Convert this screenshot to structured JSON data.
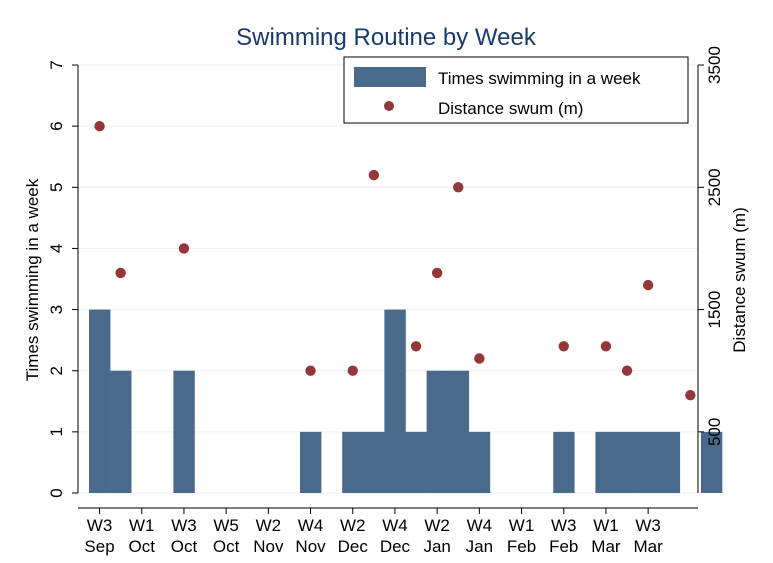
{
  "chart_data": {
    "type": "bar",
    "title": "Swimming Routine by Week",
    "ylabel": "Times swimming in a week",
    "y2label": "Distance swum (m)",
    "ylim": [
      0,
      7
    ],
    "y2lim": [
      0,
      3500
    ],
    "yticks": [
      0,
      1,
      2,
      3,
      4,
      5,
      6,
      7
    ],
    "y2ticks": [
      500,
      1500,
      2500,
      3500
    ],
    "legend": {
      "position": "top-right",
      "bar_label": "Times swimming in a week",
      "dot_label": "Distance swum (m)"
    },
    "colors": {
      "bar": "#4a6a8c",
      "dot": "#94373a",
      "title": "#1a3a6b"
    },
    "xticks": [
      {
        "week": "W3",
        "month": "Sep",
        "idx": 0
      },
      {
        "week": "W1",
        "month": "Oct",
        "idx": 2
      },
      {
        "week": "W3",
        "month": "Oct",
        "idx": 4
      },
      {
        "week": "W5",
        "month": "Oct",
        "idx": 6
      },
      {
        "week": "W2",
        "month": "Nov",
        "idx": 8
      },
      {
        "week": "W4",
        "month": "Nov",
        "idx": 10
      },
      {
        "week": "W2",
        "month": "Dec",
        "idx": 12
      },
      {
        "week": "W4",
        "month": "Dec",
        "idx": 14
      },
      {
        "week": "W2",
        "month": "Jan",
        "idx": 16
      },
      {
        "week": "W4",
        "month": "Jan",
        "idx": 18
      },
      {
        "week": "W1",
        "month": "Feb",
        "idx": 20
      },
      {
        "week": "W3",
        "month": "Feb",
        "idx": 22
      },
      {
        "week": "W1",
        "month": "Mar",
        "idx": 24
      },
      {
        "week": "W3",
        "month": "Mar",
        "idx": 26
      }
    ],
    "series": [
      {
        "name": "Times swimming in a week",
        "type": "bar",
        "values": [
          3,
          2,
          0,
          0,
          2,
          0,
          0,
          0,
          0,
          0,
          1,
          0,
          1,
          1,
          3,
          1,
          2,
          2,
          1,
          0,
          0,
          0,
          1,
          0,
          1,
          1,
          1,
          1,
          0,
          1
        ]
      },
      {
        "name": "Distance swum (m)",
        "type": "scatter",
        "points": [
          {
            "idx": 0,
            "value": 3000
          },
          {
            "idx": 1,
            "value": 1800
          },
          {
            "idx": 4,
            "value": 2000
          },
          {
            "idx": 10,
            "value": 1000
          },
          {
            "idx": 12,
            "value": 1000
          },
          {
            "idx": 13,
            "value": 2600
          },
          {
            "idx": 15,
            "value": 1200
          },
          {
            "idx": 16,
            "value": 1800
          },
          {
            "idx": 17,
            "value": 2500
          },
          {
            "idx": 18,
            "value": 1100
          },
          {
            "idx": 22,
            "value": 1200
          },
          {
            "idx": 24,
            "value": 1200
          },
          {
            "idx": 25,
            "value": 1000
          },
          {
            "idx": 26,
            "value": 1700
          },
          {
            "idx": 28,
            "value": 800
          }
        ]
      }
    ]
  }
}
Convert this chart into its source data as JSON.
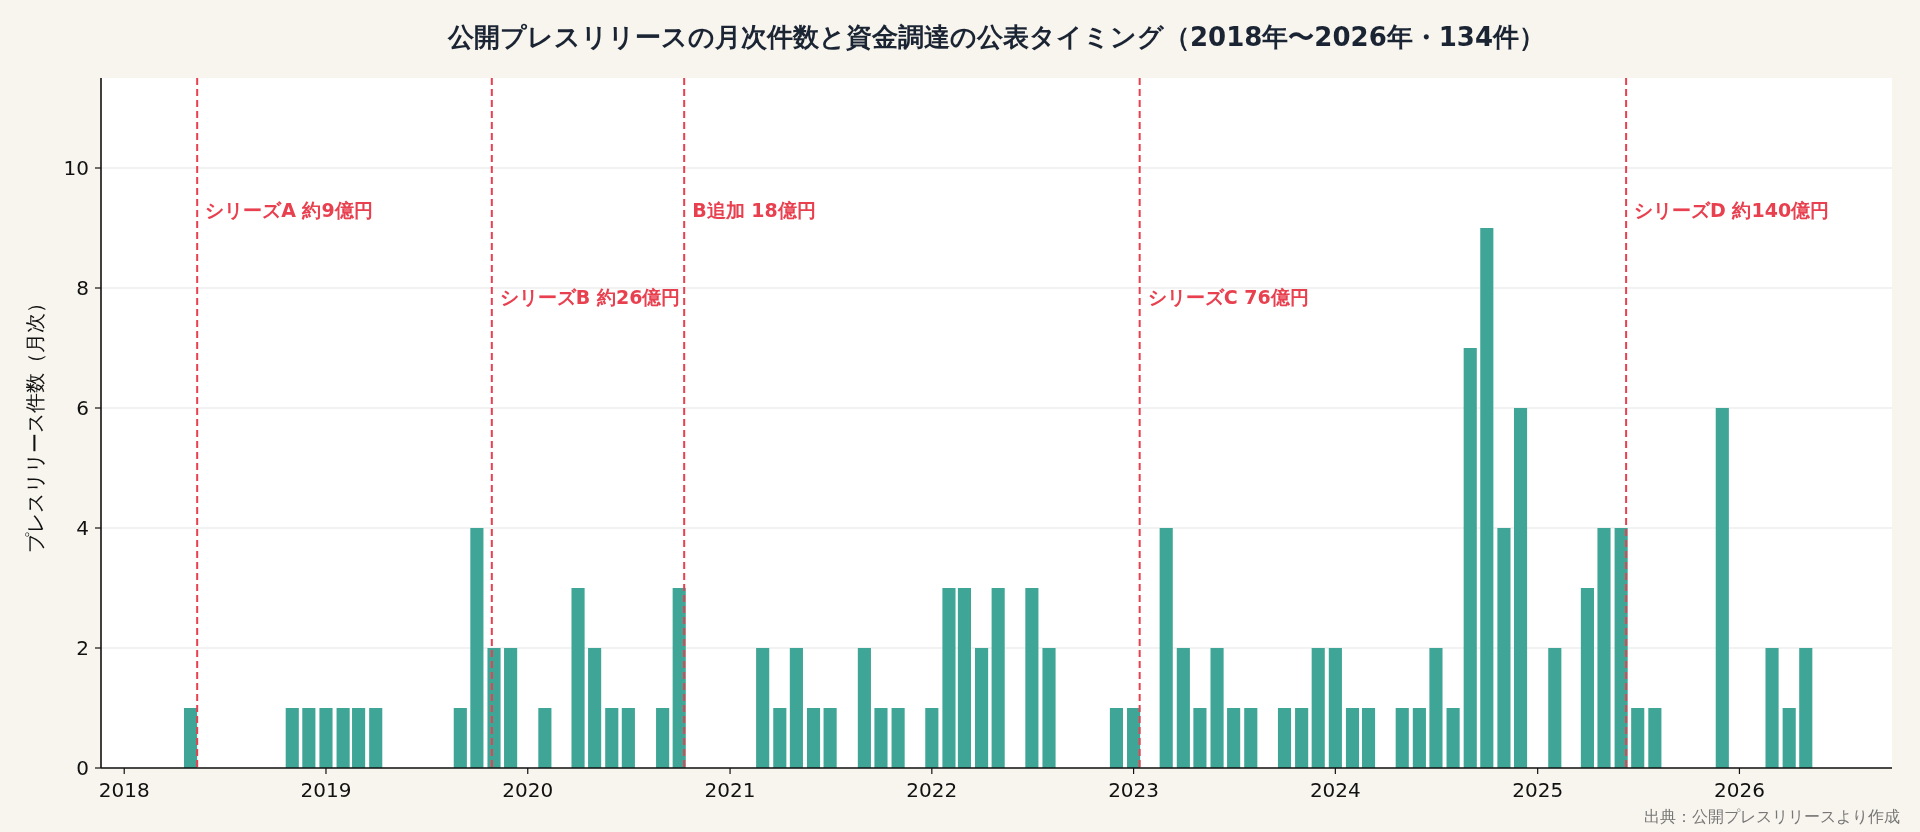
{
  "chart_data": {
    "type": "bar",
    "title": "公開プレスリリースの月次件数と資金調達の公表タイミング（2018年〜2026年・134件）",
    "ylabel": "プレスリリース件数（月次）",
    "annotations": [
      "出典：公開プレスリリースより作成"
    ],
    "x": [
      "2018-05",
      "2018-11",
      "2018-12",
      "2019-01",
      "2019-02",
      "2019-03",
      "2019-04",
      "2019-09",
      "2019-10",
      "2019-11",
      "2019-12",
      "2020-02",
      "2020-04",
      "2020-05",
      "2020-06",
      "2020-07",
      "2020-09",
      "2020-10",
      "2021-03",
      "2021-04",
      "2021-05",
      "2021-06",
      "2021-07",
      "2021-09",
      "2021-10",
      "2021-11",
      "2022-01",
      "2022-02",
      "2022-03",
      "2022-04",
      "2022-05",
      "2022-07",
      "2022-08",
      "2022-12",
      "2023-01",
      "2023-03",
      "2023-04",
      "2023-05",
      "2023-06",
      "2023-07",
      "2023-08",
      "2023-10",
      "2023-11",
      "2023-12",
      "2024-01",
      "2024-02",
      "2024-03",
      "2024-05",
      "2024-06",
      "2024-07",
      "2024-08",
      "2024-09",
      "2024-10",
      "2024-11",
      "2024-12",
      "2025-02",
      "2025-04",
      "2025-05",
      "2025-06",
      "2025-07",
      "2025-08",
      "2025-12",
      "2026-03",
      "2026-04",
      "2026-05"
    ],
    "series": [
      {
        "color": "#3fa596",
        "values": [
          1,
          1,
          1,
          1,
          1,
          1,
          1,
          1,
          4,
          2,
          2,
          1,
          3,
          2,
          1,
          1,
          1,
          3,
          2,
          1,
          2,
          1,
          1,
          2,
          1,
          1,
          1,
          3,
          3,
          2,
          3,
          3,
          2,
          1,
          1,
          4,
          2,
          1,
          2,
          1,
          1,
          1,
          1,
          2,
          2,
          1,
          1,
          1,
          1,
          2,
          1,
          7,
          9,
          4,
          6,
          2,
          3,
          4,
          4,
          1,
          1,
          6,
          2,
          1,
          2
        ]
      }
    ],
    "xlim": [
      "2017-11-20",
      "2026-10-04"
    ],
    "xticks": [
      {
        "value": "2018",
        "label": "2018"
      },
      {
        "value": "2019",
        "label": "2019"
      },
      {
        "value": "2020",
        "label": "2020"
      },
      {
        "value": "2021",
        "label": "2021"
      },
      {
        "value": "2022",
        "label": "2022"
      },
      {
        "value": "2023",
        "label": "2023"
      },
      {
        "value": "2024",
        "label": "2024"
      },
      {
        "value": "2025",
        "label": "2025"
      },
      {
        "value": "2026",
        "label": "2026"
      }
    ],
    "ylim": [
      0,
      11.5
    ],
    "yticks": [
      0,
      2,
      4,
      6,
      8,
      10
    ],
    "grid": "y",
    "ref_lines": [
      {
        "axis": "x",
        "value": "2018-05-13",
        "label": "シリーズA 約9億円",
        "color": "#e8404f",
        "line_style": "dashed"
      },
      {
        "axis": "x",
        "value": "2019-10-28",
        "label": "シリーズB 約26億円",
        "color": "#e8404f",
        "line_style": "dashed"
      },
      {
        "axis": "x",
        "value": "2020-10-10",
        "label": "B追加 18億円",
        "color": "#e8404f",
        "line_style": "dashed"
      },
      {
        "axis": "x",
        "value": "2023-01-12",
        "label": "シリーズC 76億円",
        "color": "#e8404f",
        "line_style": "dashed"
      },
      {
        "axis": "x",
        "value": "2025-06-10",
        "label": "シリーズD 約140億円",
        "color": "#e8404f",
        "line_style": "dashed"
      }
    ]
  }
}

# The request
Using the listing above, pick out each line that contains the word "Convert", then copy it.

# Solution to the problem
Convert this screenshot to structured JSON data.
Convert this chart into its source data as JSON.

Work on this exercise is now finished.